WHAT YOU HAVE TO DO: Please report every line from the material that contains the word "Product".

MATERIAL SHOWN:

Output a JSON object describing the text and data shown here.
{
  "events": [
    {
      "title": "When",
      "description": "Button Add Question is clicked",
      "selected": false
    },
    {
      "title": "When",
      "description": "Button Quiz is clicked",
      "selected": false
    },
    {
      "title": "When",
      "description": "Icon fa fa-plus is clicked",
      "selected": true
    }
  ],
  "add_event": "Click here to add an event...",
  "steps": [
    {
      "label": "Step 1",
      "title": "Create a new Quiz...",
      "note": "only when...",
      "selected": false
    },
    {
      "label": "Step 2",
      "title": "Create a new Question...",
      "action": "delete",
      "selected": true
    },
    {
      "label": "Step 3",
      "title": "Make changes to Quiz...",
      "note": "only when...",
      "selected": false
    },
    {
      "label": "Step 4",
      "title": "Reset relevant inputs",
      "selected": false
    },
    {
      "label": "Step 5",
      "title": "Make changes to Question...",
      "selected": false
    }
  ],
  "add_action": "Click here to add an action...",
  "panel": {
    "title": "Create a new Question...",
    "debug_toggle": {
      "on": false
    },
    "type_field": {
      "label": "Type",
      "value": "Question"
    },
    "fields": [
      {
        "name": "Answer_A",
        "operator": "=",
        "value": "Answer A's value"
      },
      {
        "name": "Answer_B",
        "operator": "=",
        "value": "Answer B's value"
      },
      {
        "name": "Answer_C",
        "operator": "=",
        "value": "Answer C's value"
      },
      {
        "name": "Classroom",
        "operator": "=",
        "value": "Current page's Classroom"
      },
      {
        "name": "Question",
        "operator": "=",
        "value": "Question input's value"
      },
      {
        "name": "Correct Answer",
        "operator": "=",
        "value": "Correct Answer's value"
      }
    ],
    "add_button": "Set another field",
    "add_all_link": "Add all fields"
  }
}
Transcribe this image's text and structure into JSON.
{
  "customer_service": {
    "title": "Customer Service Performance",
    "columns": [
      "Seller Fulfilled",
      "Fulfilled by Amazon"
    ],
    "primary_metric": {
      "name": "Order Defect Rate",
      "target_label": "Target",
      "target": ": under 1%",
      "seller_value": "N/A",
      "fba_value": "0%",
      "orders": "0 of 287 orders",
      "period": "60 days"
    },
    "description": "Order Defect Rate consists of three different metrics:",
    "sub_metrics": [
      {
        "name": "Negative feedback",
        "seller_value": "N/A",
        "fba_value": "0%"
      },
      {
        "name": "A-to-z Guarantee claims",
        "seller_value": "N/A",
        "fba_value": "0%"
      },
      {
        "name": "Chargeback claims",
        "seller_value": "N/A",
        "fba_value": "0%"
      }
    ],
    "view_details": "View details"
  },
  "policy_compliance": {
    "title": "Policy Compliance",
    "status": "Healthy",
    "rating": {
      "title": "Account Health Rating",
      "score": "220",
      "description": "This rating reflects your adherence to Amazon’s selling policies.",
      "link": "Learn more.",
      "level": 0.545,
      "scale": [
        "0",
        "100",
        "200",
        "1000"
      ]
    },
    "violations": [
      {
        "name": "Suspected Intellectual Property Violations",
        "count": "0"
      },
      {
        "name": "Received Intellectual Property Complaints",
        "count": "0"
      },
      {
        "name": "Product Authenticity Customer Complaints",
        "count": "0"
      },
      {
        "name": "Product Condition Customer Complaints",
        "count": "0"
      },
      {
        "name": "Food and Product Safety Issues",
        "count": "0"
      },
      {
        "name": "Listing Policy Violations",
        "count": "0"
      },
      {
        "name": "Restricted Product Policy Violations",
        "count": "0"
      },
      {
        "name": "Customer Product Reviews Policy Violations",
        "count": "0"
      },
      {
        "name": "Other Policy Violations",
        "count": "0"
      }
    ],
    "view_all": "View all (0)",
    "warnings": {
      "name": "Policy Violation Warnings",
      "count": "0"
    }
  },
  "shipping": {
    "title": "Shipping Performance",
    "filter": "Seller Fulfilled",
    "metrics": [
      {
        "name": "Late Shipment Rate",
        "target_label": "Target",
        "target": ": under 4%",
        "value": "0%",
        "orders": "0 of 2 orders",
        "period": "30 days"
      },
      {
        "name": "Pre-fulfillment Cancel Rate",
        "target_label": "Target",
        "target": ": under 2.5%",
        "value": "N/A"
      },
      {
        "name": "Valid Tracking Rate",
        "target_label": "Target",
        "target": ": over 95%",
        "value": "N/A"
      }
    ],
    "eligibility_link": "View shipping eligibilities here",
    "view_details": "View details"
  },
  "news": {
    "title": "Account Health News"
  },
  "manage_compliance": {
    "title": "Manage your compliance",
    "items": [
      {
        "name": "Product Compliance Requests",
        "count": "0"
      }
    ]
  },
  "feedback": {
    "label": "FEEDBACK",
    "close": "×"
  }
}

FINAL RESULT:
        "name": "Product Authenticity Customer Complaints",
        "name": "Product Condition Customer Complaints",
        "name": "Food and Product Safety Issues",
        "name": "Restricted Product Policy Violations",
        "name": "Customer Product Reviews Policy Violations",
        "name": "Product Compliance Requests",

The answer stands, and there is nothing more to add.